- **What you need to do**: Examine the entries and show every line in which the word "Kleppersteigg" is found.

═══ Data for this exercise

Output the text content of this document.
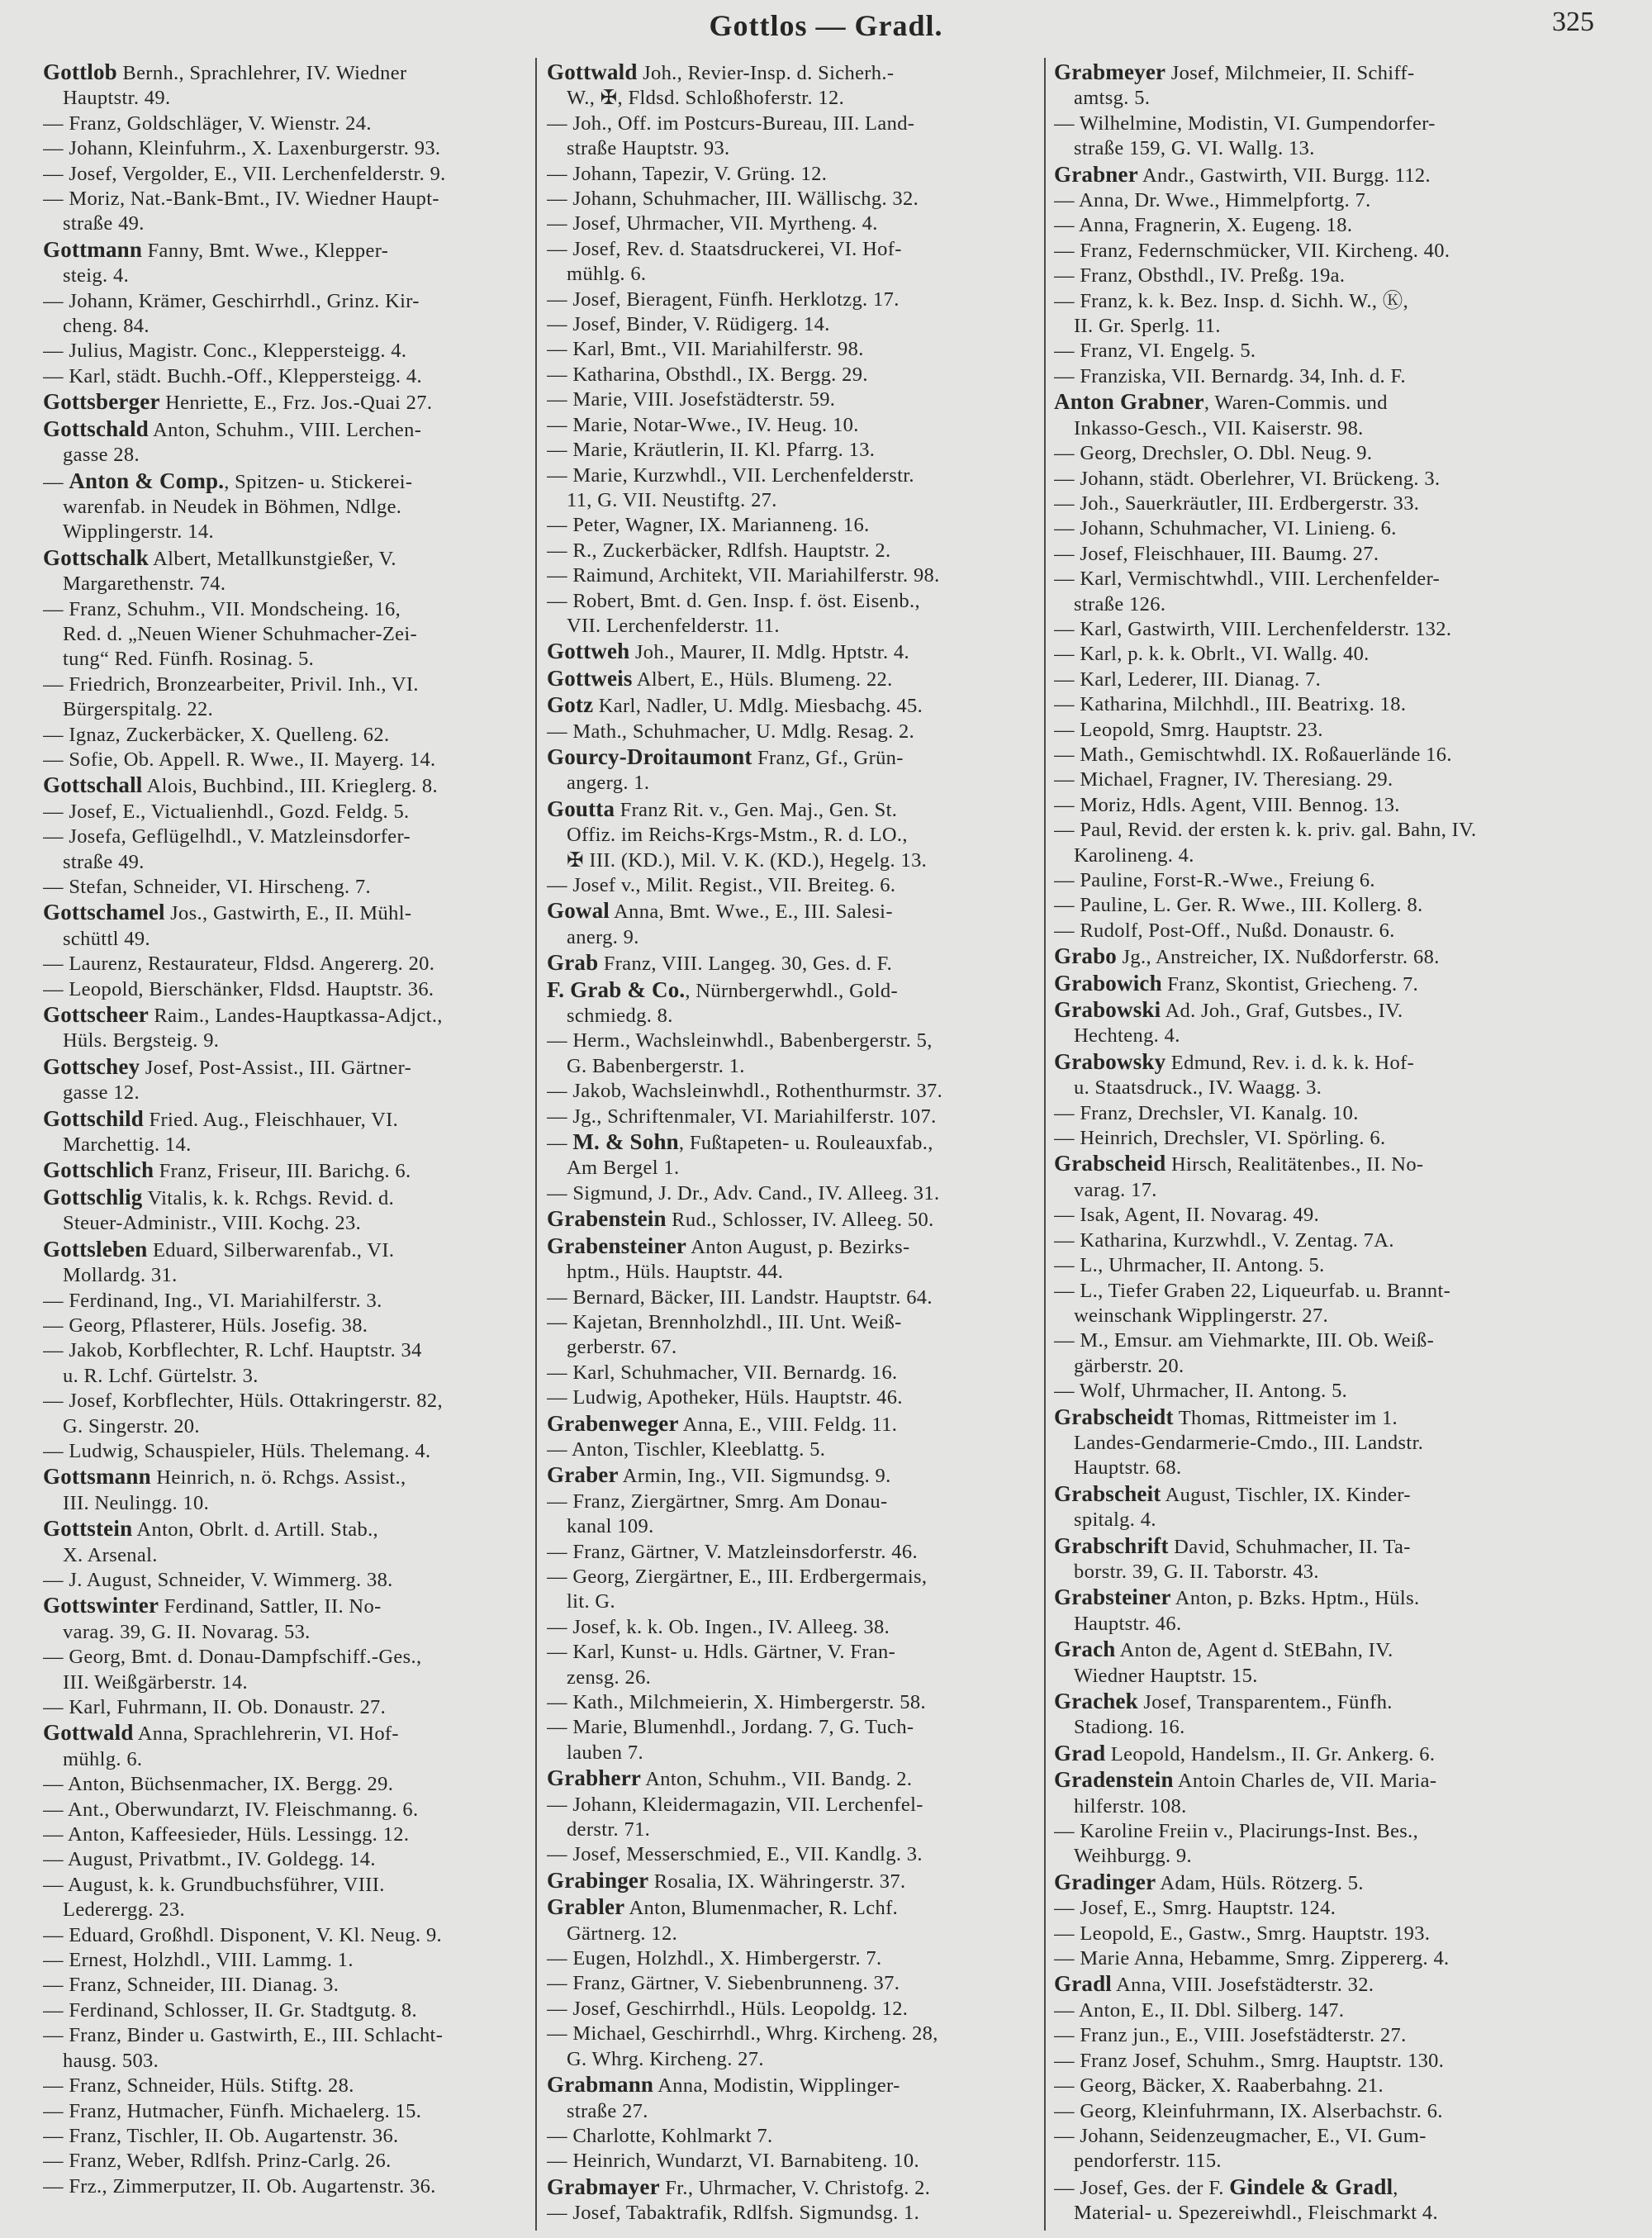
Gottlos — Gradl.	325
Gottlob Bernh., Sprachlehrer, IV. Wiedner
Hauptstr. 49.
— Franz, Goldschläger, V. Wienstr. 24.
— Johann, Kleinfuhrm., X. Laxenburgerstr. 93.
— Josef, Vergolder, E., VII. Lerchenfelderstr. 9.
— Moriz, Nat.-Bank-Bmt., IV. Wiedner Haupt-
straße 49.
Gottmann Fanny, Bmt. Wwe., Klepper-
steig. 4.
— Johann, Krämer, Geschirrhdl., Grinz. Kir-
cheng. 84.
— Julius, Magistr. Conc., Kleppersteigg. 4.
— Karl, städt. Buchh.-Off., Kleppersteigg. 4.
Gottsberger Henriette, E., Frz. Jos.-Quai 27.
Gottschald Anton, Schuhm., VIII. Lerchen-
gasse 28.
— Anton & Comp., Spitzen- u. Stickerei-
warenfab. in Neudek in Böhmen, Ndlge.
Wipplingerstr. 14.
Gottschalk Albert, Metallkunstgießer, V.
Margarethenstr. 74.
— Franz, Schuhm., VII. Mondscheing. 16,
Red. d. „Neuen Wiener Schuhmacher-Zei-
tung“ Red. Fünfh. Rosinag. 5.
— Friedrich, Bronzearbeiter, Privil. Inh., VI.
Bürgerspitalg. 22.
— Ignaz, Zuckerbäcker, X. Quelleng. 62.
— Sofie, Ob. Appell. R. Wwe., II. Mayerg. 14.
Gottschall Alois, Buchbind., III. Krieglerg. 8.
— Josef, E., Victualienhdl., Gozd. Feldg. 5.
— Josefa, Geflügelhdl., V. Matzleinsdorfer-
straße 49.
— Stefan, Schneider, VI. Hirscheng. 7.
Gottschamel Jos., Gastwirth, E., II. Mühl-
schüttl 49.
— Laurenz, Restaurateur, Fldsd. Angererg. 20.
— Leopold, Bierschänker, Fldsd. Hauptstr. 36.
Gottscheer Raim., Landes-Hauptkassa-Adjct.,
Hüls. Bergsteig. 9.
Gottschey Josef, Post-Assist., III. Gärtner-
gasse 12.
Gottschild Fried. Aug., Fleischhauer, VI.
Marchettig. 14.
Gottschlich Franz, Friseur, III. Barichg. 6.
Gottschlig Vitalis, k. k. Rchgs. Revid. d.
Steuer-Administr., VIII. Kochg. 23.
Gottsleben Eduard, Silberwarenfab., VI.
Mollardg. 31.
— Ferdinand, Ing., VI. Mariahilferstr. 3.
— Georg, Pflasterer, Hüls. Josefig. 38.
— Jakob, Korbflechter, R. Lchf. Hauptstr. 34
u. R. Lchf. Gürtelstr. 3.
— Josef, Korbflechter, Hüls. Ottakringerstr. 82,
G. Singerstr. 20.
— Ludwig, Schauspieler, Hüls. Thelemang. 4.
Gottsmann Heinrich, n. ö. Rchgs. Assist.,
III. Neulingg. 10.
Gottstein Anton, Obrlt. d. Artill. Stab.,
X. Arsenal.
— J. August, Schneider, V. Wimmerg. 38.
Gottswinter Ferdinand, Sattler, II. No-
varag. 39, G. II. Novarag. 53.
— Georg, Bmt. d. Donau-Dampfschiff.-Ges.,
III. Weißgärberstr. 14.
— Karl, Fuhrmann, II. Ob. Donaustr. 27.
Gottwald Anna, Sprachlehrerin, VI. Hof-
mühlg. 6.
— Anton, Büchsenmacher, IX. Bergg. 29.
— Ant., Oberwundarzt, IV. Fleischmanng. 6.
— Anton, Kaffeesieder, Hüls. Lessingg. 12.
— August, Privatbmt., IV. Goldegg. 14.
— August, k. k. Grundbuchsführer, VIII.
Lederergg. 23.
— Eduard, Großhdl. Disponent, V. Kl. Neug. 9.
— Ernest, Holzhdl., VIII. Lammg. 1.
— Franz, Schneider, III. Dianag. 3.
— Ferdinand, Schlosser, II. Gr. Stadtgutg. 8.
— Franz, Binder u. Gastwirth, E., III. Schlacht-
hausg. 503.
— Franz, Schneider, Hüls. Stiftg. 28.
— Franz, Hutmacher, Fünfh. Michaelerg. 15.
— Franz, Tischler, II. Ob. Augartenstr. 36.
— Franz, Weber, Rdlfsh. Prinz-Carlg. 26.
— Frz., Zimmerputzer, II. Ob. Augartenstr. 36.
Gottwald Joh., Revier-Insp. d. Sicherh.-
W., ✠, Fldsd. Schloßhoferstr. 12.
— Joh., Off. im Postcurs-Bureau, III. Land-
straße Hauptstr. 93.
— Johann, Tapezir, V. Grüng. 12.
— Johann, Schuhmacher, III. Wällischg. 32.
— Josef, Uhrmacher, VII. Myrtheng. 4.
— Josef, Rev. d. Staatsdruckerei, VI. Hof-
mühlg. 6.
— Josef, Bieragent, Fünfh. Herklotzg. 17.
— Josef, Binder, V. Rüdigerg. 14.
— Karl, Bmt., VII. Mariahilferstr. 98.
— Katharina, Obsthdl., IX. Bergg. 29.
— Marie, VIII. Josefstädterstr. 59.
— Marie, Notar-Wwe., IV. Heug. 10.
— Marie, Kräutlerin, II. Kl. Pfarrg. 13.
— Marie, Kurzwhdl., VII. Lerchenfelderstr.
11, G. VII. Neustiftg. 27.
— Peter, Wagner, IX. Marianneng. 16.
— R., Zuckerbäcker, Rdlfsh. Hauptstr. 2.
— Raimund, Architekt, VII. Mariahilferstr. 98.
— Robert, Bmt. d. Gen. Insp. f. öst. Eisenb.,
VII. Lerchenfelderstr. 11.
Gottweh Joh., Maurer, II. Mdlg. Hptstr. 4.
Gottweis Albert, E., Hüls. Blumeng. 22.
Gotz Karl, Nadler, U. Mdlg. Miesbachg. 45.
— Math., Schuhmacher, U. Mdlg. Resag. 2.
Gourcy-Droitaumont Franz, Gf., Grün-
angerg. 1.
Goutta Franz Rit. v., Gen. Maj., Gen. St.
Offiz. im Reichs-Krgs-Mstm., R. d. LO.,
✠ III. (KD.), Mil. V. K. (KD.), Hegelg. 13.
— Josef v., Milit. Regist., VII. Breiteg. 6.
Gowal Anna, Bmt. Wwe., E., III. Salesi-
anerg. 9.
Grab Franz, VIII. Langeg. 30, Ges. d. F.
F. Grab & Co., Nürnbergerwhdl., Gold-
schmiedg. 8.
— Herm., Wachsleinwhdl., Babenbergerstr. 5,
G. Babenbergerstr. 1.
— Jakob, Wachsleinwhdl., Rothenthurmstr. 37.
— Jg., Schriftenmaler, VI. Mariahilferstr. 107.
— M. & Sohn, Fußtapeten- u. Rouleauxfab.,
Am Bergel 1.
— Sigmund, J. Dr., Adv. Cand., IV. Alleeg. 31.
Grabenstein Rud., Schlosser, IV. Alleeg. 50.
Grabensteiner Anton August, p. Bezirks-
hptm., Hüls. Hauptstr. 44.
— Bernard, Bäcker, III. Landstr. Hauptstr. 64.
— Kajetan, Brennholzhdl., III. Unt. Weiß-
gerberstr. 67.
— Karl, Schuhmacher, VII. Bernardg. 16.
— Ludwig, Apotheker, Hüls. Hauptstr. 46.
Grabenweger Anna, E., VIII. Feldg. 11.
— Anton, Tischler, Kleeblattg. 5.
Graber Armin, Ing., VII. Sigmundsg. 9.
— Franz, Ziergärtner, Smrg. Am Donau-
kanal 109.
— Franz, Gärtner, V. Matzleinsdorferstr. 46.
— Georg, Ziergärtner, E., III. Erdbergermais,
lit. G.
— Josef, k. k. Ob. Ingen., IV. Alleeg. 38.
— Karl, Kunst- u. Hdls. Gärtner, V. Fran-
zensg. 26.
— Kath., Milchmeierin, X. Himbergerstr. 58.
— Marie, Blumenhdl., Jordang. 7, G. Tuch-
lauben 7.
Grabherr Anton, Schuhm., VII. Bandg. 2.
— Johann, Kleidermagazin, VII. Lerchenfel-
derstr. 71.
— Josef, Messerschmied, E., VII. Kandlg. 3.
Grabinger Rosalia, IX. Währingerstr. 37.
Grabler Anton, Blumenmacher, R. Lchf.
Gärtnerg. 12.
— Eugen, Holzhdl., X. Himbergerstr. 7.
— Franz, Gärtner, V. Siebenbrunneng. 37.
— Josef, Geschirrhdl., Hüls. Leopoldg. 12.
— Michael, Geschirrhdl., Whrg. Kircheng. 28,
G. Whrg. Kircheng. 27.
Grabmann Anna, Modistin, Wipplinger-
straße 27.
— Charlotte, Kohlmarkt 7.
— Heinrich, Wundarzt, VI. Barnabiteng. 10.
Grabmayer Fr., Uhrmacher, V. Christofg. 2.
— Josef, Tabaktrafik, Rdlfsh. Sigmundsg. 1.
Grabmeyer Josef, Milchmeier, II. Schiff-
amtsg. 5.
— Wilhelmine, Modistin, VI. Gumpendorfer-
straße 159, G. VI. Wallg. 13.
Grabner Andr., Gastwirth, VII. Burgg. 112.
— Anna, Dr. Wwe., Himmelpfortg. 7.
— Anna, Fragnerin, X. Eugeng. 18.
— Franz, Federnschmücker, VII. Kircheng. 40.
— Franz, Obsthdl., IV. Preßg. 19a.
— Franz, k. k. Bez. Insp. d. Sichh. W., Ⓚ,
II. Gr. Sperlg. 11.
— Franz, VI. Engelg. 5.
— Franziska, VII. Bernardg. 34, Inh. d. F.
Anton Grabner, Waren-Commis. und
Inkasso-Gesch., VII. Kaiserstr. 98.
— Georg, Drechsler, O. Dbl. Neug. 9.
— Johann, städt. Oberlehrer, VI. Brückeng. 3.
— Joh., Sauerkräutler, III. Erdbergerstr. 33.
— Johann, Schuhmacher, VI. Linieng. 6.
— Josef, Fleischhauer, III. Baumg. 27.
— Karl, Vermischtwhdl., VIII. Lerchenfelder-
straße 126.
— Karl, Gastwirth, VIII. Lerchenfelderstr. 132.
— Karl, p. k. k. Obrlt., VI. Wallg. 40.
— Karl, Lederer, III. Dianag. 7.
— Katharina, Milchhdl., III. Beatrixg. 18.
— Leopold, Smrg. Hauptstr. 23.
— Math., Gemischtwhdl. IX. Roßauerlände 16.
— Michael, Fragner, IV. Theresiang. 29.
— Moriz, Hdls. Agent, VIII. Bennog. 13.
— Paul, Revid. der ersten k. k. priv. gal. Bahn, IV.
Karolineng. 4.
— Pauline, Forst-R.-Wwe., Freiung 6.
— Pauline, L. Ger. R. Wwe., III. Kollerg. 8.
— Rudolf, Post-Off., Nußd. Donaustr. 6.
Grabo Jg., Anstreicher, IX. Nußdorferstr. 68.
Grabowich Franz, Skontist, Griecheng. 7.
Grabowski Ad. Joh., Graf, Gutsbes., IV.
Hechteng. 4.
Grabowsky Edmund, Rev. i. d. k. k. Hof-
u. Staatsdruck., IV. Waagg. 3.
— Franz, Drechsler, VI. Kanalg. 10.
— Heinrich, Drechsler, VI. Spörling. 6.
Grabscheid Hirsch, Realitätenbes., II. No-
varag. 17.
— Isak, Agent, II. Novarag. 49.
— Katharina, Kurzwhdl., V. Zentag. 7A.
— L., Uhrmacher, II. Antong. 5.
— L., Tiefer Graben 22, Liqueurfab. u. Brannt-
weinschank Wipplingerstr. 27.
— M., Emsur. am Viehmarkte, III. Ob. Weiß-
gärberstr. 20.
— Wolf, Uhrmacher, II. Antong. 5.
Grabscheidt Thomas, Rittmeister im 1.
Landes-Gendarmerie-Cmdo., III. Landstr.
Hauptstr. 68.
Grabscheit August, Tischler, IX. Kinder-
spitalg. 4.
Grabschrift David, Schuhmacher, II. Ta-
borstr. 39, G. II. Taborstr. 43.
Grabsteiner Anton, p. Bzks. Hptm., Hüls.
Hauptstr. 46.
Grach Anton de, Agent d. StEBahn, IV.
Wiedner Hauptstr. 15.
Grachek Josef, Transparentem., Fünfh.
Stadiong. 16.
Grad Leopold, Handelsm., II. Gr. Ankerg. 6.
Gradenstein Antoin Charles de, VII. Maria-
hilferstr. 108.
— Karoline Freiin v., Placirungs-Inst. Bes.,
Weihburgg. 9.
Gradinger Adam, Hüls. Rötzerg. 5.
— Josef, E., Smrg. Hauptstr. 124.
— Leopold, E., Gastw., Smrg. Hauptstr. 193.
— Marie Anna, Hebamme, Smrg. Zippererg. 4.
Gradl Anna, VIII. Josefstädterstr. 32.
— Anton, E., II. Dbl. Silberg. 147.
— Franz jun., E., VIII. Josefstädterstr. 27.
— Franz Josef, Schuhm., Smrg. Hauptstr. 130.
— Georg, Bäcker, X. Raaberbahng. 21.
— Georg, Kleinfuhrmann, IX. Alserbachstr. 6.
— Johann, Seidenzeugmacher, E., VI. Gum-
pendorferstr. 115.
— Josef, Ges. der F. Gindele & Gradl,
Material- u. Spezereiwhdl., Fleischmarkt 4.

══════

- **Task answer**:
— Julius, Magistr. Conc., Kleppersteigg. 4.
— Karl, städt. Buchh.-Off., Kleppersteigg. 4.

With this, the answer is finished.